--- START OF Given information ---

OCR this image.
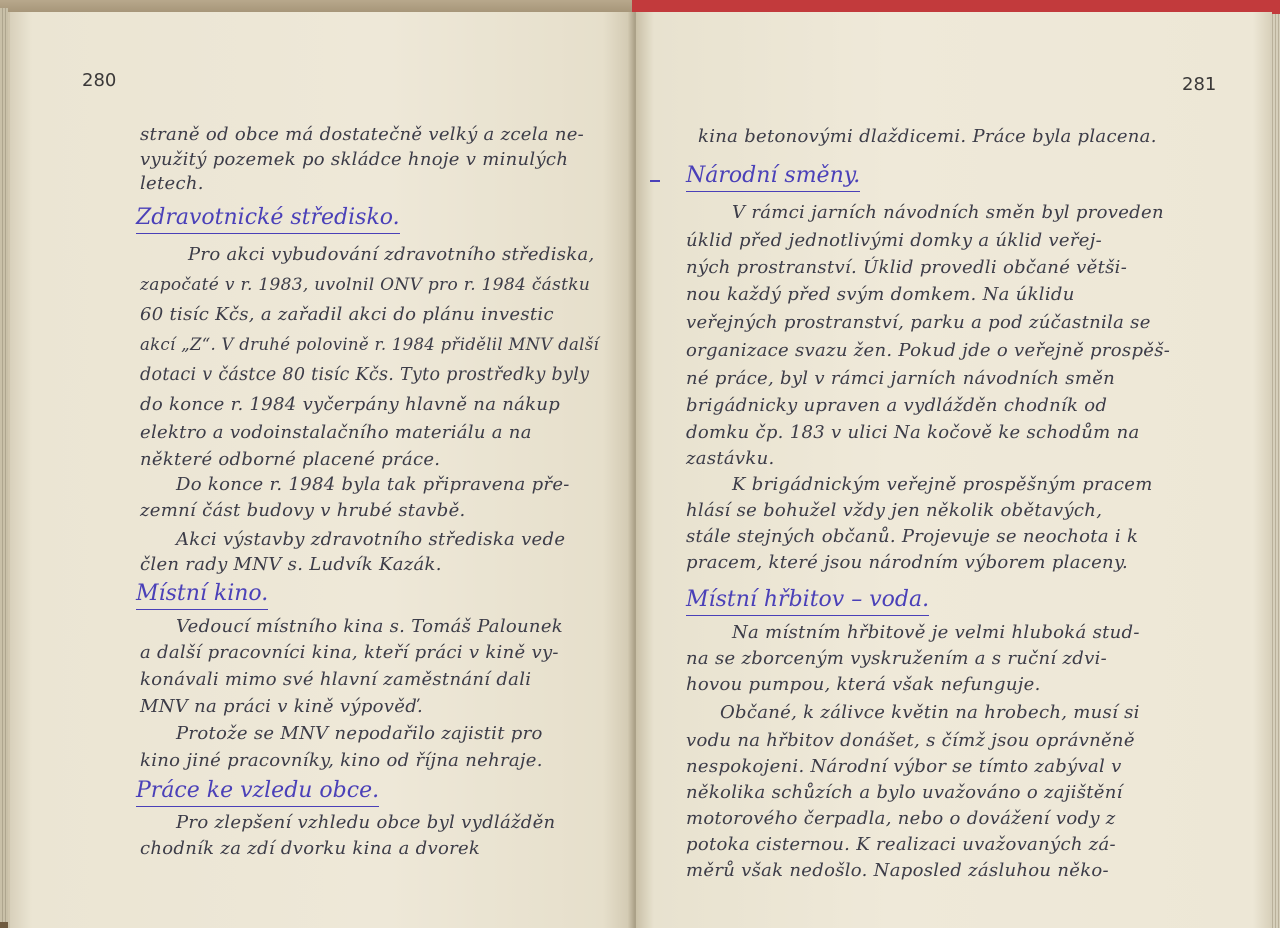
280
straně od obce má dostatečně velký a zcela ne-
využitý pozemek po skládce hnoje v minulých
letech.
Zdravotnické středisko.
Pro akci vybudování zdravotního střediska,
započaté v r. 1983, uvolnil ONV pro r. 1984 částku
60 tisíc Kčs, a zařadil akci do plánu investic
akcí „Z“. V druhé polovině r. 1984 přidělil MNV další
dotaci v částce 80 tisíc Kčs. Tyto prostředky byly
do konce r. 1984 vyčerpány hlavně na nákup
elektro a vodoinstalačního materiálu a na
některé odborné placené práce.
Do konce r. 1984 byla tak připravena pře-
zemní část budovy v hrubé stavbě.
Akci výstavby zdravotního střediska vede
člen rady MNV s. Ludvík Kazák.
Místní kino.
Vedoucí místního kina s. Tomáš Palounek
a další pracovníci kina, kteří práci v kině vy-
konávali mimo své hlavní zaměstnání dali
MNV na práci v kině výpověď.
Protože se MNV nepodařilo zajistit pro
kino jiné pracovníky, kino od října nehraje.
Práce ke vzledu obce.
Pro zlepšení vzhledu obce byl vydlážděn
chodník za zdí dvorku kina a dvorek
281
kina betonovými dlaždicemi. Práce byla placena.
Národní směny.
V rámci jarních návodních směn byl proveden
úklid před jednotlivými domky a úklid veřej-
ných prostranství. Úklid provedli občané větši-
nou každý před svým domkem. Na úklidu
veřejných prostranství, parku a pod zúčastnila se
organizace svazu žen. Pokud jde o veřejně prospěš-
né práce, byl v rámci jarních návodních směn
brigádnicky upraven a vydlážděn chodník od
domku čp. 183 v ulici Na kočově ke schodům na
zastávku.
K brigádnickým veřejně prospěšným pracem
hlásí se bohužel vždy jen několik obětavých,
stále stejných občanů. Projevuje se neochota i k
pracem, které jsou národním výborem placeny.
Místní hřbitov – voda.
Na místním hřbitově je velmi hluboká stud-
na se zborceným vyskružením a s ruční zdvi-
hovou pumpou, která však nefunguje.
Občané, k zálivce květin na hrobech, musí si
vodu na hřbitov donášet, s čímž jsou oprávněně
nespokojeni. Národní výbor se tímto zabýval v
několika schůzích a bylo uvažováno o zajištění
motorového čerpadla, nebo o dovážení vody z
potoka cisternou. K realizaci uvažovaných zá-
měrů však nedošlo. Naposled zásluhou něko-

--- END OF Given information ---
--- START OF Given information ---

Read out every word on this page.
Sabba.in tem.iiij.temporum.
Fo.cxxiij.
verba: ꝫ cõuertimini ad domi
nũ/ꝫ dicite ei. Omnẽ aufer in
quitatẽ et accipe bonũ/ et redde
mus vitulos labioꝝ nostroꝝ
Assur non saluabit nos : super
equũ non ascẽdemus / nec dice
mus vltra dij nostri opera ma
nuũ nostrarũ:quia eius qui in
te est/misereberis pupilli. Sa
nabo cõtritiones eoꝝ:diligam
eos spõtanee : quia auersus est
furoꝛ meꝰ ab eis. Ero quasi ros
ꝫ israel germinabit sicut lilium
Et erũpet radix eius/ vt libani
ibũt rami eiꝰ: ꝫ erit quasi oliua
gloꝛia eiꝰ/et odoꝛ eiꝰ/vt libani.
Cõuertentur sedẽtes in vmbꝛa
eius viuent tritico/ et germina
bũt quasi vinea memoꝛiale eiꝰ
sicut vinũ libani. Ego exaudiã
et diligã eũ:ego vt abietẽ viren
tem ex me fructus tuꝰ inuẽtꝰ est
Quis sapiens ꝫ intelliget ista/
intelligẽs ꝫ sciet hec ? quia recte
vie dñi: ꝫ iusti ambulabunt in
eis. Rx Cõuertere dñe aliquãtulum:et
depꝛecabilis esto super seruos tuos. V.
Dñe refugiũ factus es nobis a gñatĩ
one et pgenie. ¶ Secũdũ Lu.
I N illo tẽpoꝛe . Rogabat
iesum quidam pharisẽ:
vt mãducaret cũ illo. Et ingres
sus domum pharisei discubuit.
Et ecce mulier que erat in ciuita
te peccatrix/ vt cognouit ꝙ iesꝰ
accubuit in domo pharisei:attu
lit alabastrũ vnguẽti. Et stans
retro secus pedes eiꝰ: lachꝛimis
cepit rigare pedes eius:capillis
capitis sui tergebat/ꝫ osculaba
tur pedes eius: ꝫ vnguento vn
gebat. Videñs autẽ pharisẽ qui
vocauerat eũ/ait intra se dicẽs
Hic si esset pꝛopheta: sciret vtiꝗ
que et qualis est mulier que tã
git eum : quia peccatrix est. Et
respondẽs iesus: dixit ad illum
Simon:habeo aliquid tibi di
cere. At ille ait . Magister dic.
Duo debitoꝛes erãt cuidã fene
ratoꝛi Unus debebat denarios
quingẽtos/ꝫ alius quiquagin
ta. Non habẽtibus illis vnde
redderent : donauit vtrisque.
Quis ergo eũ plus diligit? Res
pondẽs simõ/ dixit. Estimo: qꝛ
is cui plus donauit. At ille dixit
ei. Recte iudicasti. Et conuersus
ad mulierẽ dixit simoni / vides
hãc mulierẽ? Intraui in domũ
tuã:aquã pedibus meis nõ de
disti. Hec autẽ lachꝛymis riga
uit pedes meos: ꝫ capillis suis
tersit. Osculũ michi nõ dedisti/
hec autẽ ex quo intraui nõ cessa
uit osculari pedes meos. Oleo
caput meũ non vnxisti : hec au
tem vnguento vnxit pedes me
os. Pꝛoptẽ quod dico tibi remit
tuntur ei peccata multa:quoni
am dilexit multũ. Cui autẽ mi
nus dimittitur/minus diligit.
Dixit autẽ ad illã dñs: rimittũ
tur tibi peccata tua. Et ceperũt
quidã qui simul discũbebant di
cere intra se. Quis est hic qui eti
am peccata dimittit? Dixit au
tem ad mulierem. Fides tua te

--- END OF Given information ---

Copy out each line of the data containing the string "střediska".

_Expected answer_:
Pro akci vybudování zdravotního střediska,
Akci výstavby zdravotního střediska vede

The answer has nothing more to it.